*Task description*
The records below must be written out exactly, with every picture left behind.

+ + + + +

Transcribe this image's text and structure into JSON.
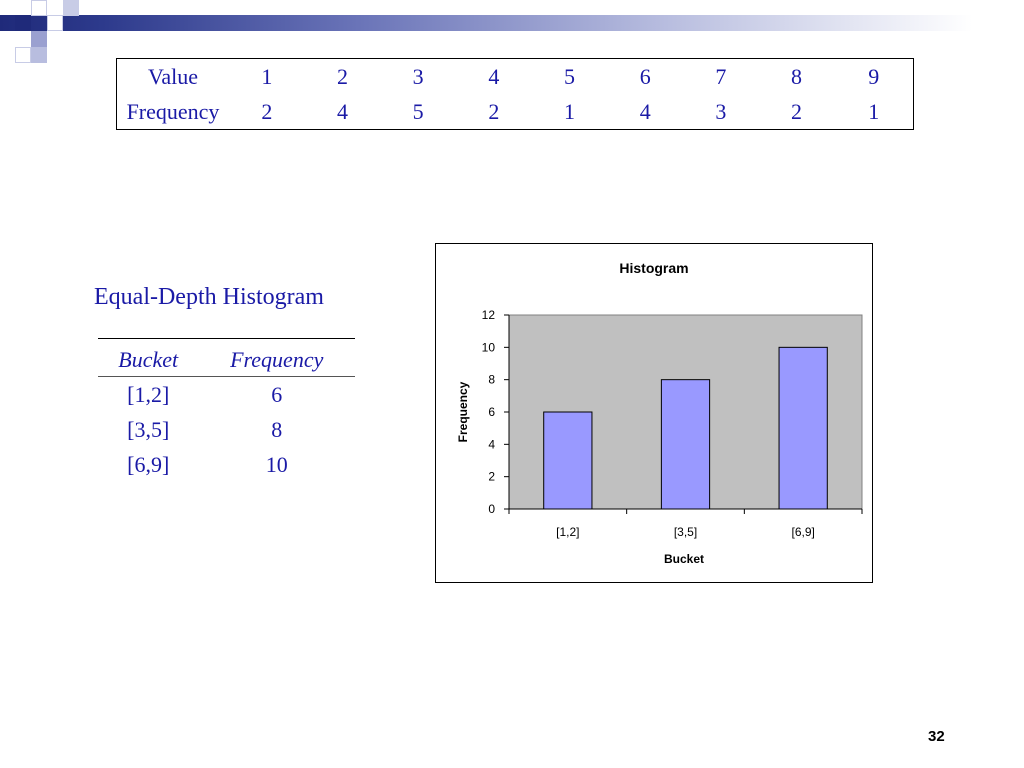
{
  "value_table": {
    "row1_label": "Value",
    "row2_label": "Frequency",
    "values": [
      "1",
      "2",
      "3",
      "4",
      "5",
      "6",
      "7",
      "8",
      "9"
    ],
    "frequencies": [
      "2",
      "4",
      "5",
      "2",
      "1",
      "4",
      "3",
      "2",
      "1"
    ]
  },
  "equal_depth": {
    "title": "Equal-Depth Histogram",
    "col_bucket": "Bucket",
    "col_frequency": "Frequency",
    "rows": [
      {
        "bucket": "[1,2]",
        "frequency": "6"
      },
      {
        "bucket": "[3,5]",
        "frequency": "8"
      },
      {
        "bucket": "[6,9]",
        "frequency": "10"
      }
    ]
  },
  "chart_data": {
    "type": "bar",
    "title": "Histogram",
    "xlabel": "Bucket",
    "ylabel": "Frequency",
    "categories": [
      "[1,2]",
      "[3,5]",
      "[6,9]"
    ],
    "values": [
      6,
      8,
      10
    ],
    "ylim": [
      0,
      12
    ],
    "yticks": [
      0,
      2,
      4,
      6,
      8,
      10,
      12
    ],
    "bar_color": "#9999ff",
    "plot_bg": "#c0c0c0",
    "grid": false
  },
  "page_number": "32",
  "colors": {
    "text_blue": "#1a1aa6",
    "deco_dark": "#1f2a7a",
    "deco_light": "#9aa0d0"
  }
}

+ + + + +

*The reply*
Transcribe this image's text and structure into JSON.
{
  "value_table": {
    "row1_label": "Value",
    "row2_label": "Frequency",
    "values": [
      "1",
      "2",
      "3",
      "4",
      "5",
      "6",
      "7",
      "8",
      "9"
    ],
    "frequencies": [
      "2",
      "4",
      "5",
      "2",
      "1",
      "4",
      "3",
      "2",
      "1"
    ]
  },
  "equal_depth": {
    "title": "Equal-Depth Histogram",
    "col_bucket": "Bucket",
    "col_frequency": "Frequency",
    "rows": [
      {
        "bucket": "[1,2]",
        "frequency": "6"
      },
      {
        "bucket": "[3,5]",
        "frequency": "8"
      },
      {
        "bucket": "[6,9]",
        "frequency": "10"
      }
    ]
  },
  "chart_data": {
    "type": "bar",
    "title": "Histogram",
    "xlabel": "Bucket",
    "ylabel": "Frequency",
    "categories": [
      "[1,2]",
      "[3,5]",
      "[6,9]"
    ],
    "values": [
      6,
      8,
      10
    ],
    "ylim": [
      0,
      12
    ],
    "yticks": [
      0,
      2,
      4,
      6,
      8,
      10,
      12
    ],
    "bar_color": "#9999ff",
    "plot_bg": "#c0c0c0",
    "grid": false
  },
  "page_number": "32",
  "colors": {
    "text_blue": "#1a1aa6",
    "deco_dark": "#1f2a7a",
    "deco_light": "#9aa0d0"
  }
}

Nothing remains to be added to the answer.